■ **To do**
Please use the list of South African place nicknames below to explain why eGagasini is rendered as "the place of the wave."

150 - Ladysmith, KwaZulu-Natal
Alex - Alexandra, township to the northeast of Johannesburg
Arniston - Waenhuiskrans
Azania - South Africa, commonly used by polical activists and journalists, sometimes even in formal reference. During the transition to democracy there was a strong call to have South Africa’s name changed to Azania. 
Berg - Drakensberg mountains, subdivided into the Northern Berg, Central Berg and Southern Berg
The Fifth - Bloemfontein
B.town - Bloemhof
Border - The Eastern Cape area, near East London. This term also referred to the northern border of South West Africa (now Namibia)  in respect of the military operations during the South African Border War.
Die Bos - Stellenbosch (Also referred to as Eikestad or Stellies in the Afrikaans community.) 
Durbs, Thekwini ,eGagasini - Durban. The term '-gagasi' means 'wave' in Zulu (as in an ocean wave), rendering eGagasini as the place of the wave.

■ **Data listing**
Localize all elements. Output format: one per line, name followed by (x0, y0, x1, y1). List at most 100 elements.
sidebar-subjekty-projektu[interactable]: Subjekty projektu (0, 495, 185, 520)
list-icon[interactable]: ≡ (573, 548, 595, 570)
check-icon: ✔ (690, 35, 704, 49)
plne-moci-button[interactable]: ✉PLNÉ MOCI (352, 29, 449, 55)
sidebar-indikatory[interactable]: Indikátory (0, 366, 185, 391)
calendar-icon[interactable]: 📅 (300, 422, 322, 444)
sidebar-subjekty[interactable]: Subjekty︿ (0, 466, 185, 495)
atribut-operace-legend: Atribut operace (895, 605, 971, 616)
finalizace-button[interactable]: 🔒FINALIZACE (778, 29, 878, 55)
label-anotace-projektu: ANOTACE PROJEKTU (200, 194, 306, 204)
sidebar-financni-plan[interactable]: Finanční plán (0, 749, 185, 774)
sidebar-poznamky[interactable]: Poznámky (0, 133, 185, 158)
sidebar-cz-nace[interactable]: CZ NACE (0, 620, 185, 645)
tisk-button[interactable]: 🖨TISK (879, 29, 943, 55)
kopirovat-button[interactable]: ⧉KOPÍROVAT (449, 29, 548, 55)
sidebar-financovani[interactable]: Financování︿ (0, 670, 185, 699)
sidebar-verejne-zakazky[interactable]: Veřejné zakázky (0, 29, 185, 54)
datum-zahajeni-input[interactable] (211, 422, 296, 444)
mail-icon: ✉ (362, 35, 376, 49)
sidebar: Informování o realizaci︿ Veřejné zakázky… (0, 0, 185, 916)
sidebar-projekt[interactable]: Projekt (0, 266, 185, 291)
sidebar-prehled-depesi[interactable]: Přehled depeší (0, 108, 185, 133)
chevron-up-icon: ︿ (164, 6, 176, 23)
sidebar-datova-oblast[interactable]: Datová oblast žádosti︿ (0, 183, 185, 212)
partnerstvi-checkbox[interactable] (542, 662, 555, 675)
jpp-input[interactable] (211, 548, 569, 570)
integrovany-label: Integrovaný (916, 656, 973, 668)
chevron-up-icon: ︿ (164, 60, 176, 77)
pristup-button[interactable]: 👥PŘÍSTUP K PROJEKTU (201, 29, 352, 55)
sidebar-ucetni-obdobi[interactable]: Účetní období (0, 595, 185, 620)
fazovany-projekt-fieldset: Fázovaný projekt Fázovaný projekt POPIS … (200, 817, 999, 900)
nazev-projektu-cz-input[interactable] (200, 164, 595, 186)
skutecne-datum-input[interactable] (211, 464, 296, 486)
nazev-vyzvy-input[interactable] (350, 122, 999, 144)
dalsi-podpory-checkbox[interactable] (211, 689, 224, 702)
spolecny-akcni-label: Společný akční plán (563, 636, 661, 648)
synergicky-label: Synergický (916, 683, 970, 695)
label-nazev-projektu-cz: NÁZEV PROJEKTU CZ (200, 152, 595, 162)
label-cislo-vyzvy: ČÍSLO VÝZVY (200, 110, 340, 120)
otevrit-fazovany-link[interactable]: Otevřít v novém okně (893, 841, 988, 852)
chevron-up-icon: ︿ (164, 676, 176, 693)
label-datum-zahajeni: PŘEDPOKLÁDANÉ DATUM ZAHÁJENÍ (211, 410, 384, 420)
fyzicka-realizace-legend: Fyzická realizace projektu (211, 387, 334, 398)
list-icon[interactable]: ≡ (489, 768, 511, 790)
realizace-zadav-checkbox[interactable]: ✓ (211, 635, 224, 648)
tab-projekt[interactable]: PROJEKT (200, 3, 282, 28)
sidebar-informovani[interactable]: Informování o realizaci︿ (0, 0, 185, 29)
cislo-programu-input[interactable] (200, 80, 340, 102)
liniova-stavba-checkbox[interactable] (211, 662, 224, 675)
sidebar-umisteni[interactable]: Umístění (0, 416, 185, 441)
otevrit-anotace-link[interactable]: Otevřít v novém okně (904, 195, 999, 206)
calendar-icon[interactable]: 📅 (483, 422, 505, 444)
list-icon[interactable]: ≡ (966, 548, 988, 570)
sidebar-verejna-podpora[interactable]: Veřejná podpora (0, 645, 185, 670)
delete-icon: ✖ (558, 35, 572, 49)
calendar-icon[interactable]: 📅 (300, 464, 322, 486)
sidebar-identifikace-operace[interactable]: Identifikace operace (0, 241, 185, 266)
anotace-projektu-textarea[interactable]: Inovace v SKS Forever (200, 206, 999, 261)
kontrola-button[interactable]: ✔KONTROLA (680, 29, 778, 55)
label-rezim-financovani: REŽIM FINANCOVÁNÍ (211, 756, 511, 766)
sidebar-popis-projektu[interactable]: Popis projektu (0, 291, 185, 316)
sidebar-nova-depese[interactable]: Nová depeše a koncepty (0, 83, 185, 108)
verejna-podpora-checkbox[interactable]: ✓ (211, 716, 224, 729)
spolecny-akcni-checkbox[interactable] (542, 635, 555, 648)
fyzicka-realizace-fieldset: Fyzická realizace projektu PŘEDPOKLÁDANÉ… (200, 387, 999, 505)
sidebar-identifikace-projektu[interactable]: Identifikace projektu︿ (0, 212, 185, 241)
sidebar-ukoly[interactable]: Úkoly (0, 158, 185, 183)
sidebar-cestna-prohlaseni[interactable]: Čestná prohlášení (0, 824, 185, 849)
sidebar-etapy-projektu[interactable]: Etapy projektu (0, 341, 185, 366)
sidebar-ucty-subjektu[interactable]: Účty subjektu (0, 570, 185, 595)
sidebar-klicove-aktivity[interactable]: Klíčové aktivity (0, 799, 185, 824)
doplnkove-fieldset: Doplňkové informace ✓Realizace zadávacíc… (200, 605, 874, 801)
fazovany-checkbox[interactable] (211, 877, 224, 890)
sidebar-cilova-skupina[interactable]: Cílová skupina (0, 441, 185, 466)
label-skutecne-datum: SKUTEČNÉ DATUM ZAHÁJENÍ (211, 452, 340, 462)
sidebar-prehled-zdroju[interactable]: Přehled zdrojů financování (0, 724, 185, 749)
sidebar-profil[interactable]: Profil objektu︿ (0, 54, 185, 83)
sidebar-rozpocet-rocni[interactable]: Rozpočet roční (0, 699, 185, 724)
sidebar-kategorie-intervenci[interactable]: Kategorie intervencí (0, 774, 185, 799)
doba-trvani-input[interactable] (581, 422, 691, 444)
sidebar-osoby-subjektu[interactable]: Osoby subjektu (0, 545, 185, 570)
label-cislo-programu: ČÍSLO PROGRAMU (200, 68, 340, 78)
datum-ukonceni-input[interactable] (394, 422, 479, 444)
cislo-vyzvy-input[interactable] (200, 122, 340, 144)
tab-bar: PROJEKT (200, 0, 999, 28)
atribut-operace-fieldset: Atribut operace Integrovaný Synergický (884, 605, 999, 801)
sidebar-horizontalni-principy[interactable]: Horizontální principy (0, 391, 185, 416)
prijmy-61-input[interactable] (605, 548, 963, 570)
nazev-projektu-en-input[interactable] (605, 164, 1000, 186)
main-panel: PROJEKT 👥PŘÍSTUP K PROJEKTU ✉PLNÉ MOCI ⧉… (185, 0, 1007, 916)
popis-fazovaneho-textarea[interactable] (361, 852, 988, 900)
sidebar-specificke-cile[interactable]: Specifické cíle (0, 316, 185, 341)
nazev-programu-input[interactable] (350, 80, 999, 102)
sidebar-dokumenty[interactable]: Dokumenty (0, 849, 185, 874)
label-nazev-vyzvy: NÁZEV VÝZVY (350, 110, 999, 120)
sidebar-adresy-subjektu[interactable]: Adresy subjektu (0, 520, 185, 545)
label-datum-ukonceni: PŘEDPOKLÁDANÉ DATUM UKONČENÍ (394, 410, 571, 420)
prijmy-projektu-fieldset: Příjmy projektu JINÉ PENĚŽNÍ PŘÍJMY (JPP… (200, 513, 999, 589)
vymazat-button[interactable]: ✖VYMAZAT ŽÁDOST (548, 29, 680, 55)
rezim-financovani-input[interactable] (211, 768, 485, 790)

■ **Response area**
eGagasini, one of the names for Durban, is rendered as "the place of the wave" because the term '-gagasi' means 'wave' in Zulu, as in an ocean wave.